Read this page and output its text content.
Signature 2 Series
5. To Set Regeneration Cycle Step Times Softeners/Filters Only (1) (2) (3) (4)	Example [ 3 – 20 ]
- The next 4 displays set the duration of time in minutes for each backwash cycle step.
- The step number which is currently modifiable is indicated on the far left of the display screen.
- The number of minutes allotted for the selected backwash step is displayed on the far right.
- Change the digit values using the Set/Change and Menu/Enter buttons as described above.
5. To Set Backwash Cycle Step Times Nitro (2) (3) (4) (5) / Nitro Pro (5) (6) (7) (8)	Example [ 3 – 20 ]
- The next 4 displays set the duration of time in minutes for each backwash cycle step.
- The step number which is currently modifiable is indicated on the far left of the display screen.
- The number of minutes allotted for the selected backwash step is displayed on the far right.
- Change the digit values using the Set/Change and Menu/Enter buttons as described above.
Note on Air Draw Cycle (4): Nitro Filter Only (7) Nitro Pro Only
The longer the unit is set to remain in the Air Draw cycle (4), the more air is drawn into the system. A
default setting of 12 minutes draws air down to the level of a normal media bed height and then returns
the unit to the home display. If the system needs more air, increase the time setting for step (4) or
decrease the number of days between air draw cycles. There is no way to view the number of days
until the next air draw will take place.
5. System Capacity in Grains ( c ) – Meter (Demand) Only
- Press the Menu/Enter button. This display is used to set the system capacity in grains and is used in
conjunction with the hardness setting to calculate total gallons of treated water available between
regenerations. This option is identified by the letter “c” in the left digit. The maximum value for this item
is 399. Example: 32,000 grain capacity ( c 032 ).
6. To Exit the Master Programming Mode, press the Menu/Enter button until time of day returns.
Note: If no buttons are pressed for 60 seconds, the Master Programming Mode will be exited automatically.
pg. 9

● Request: Look for "more" and pull out every line that has it.

● Written response:
The longer the unit is set to remain in the Air Draw cycle (4), the more air is drawn into the system. A
the unit to the home display. If the system needs more air, increase the time setting for step (4) or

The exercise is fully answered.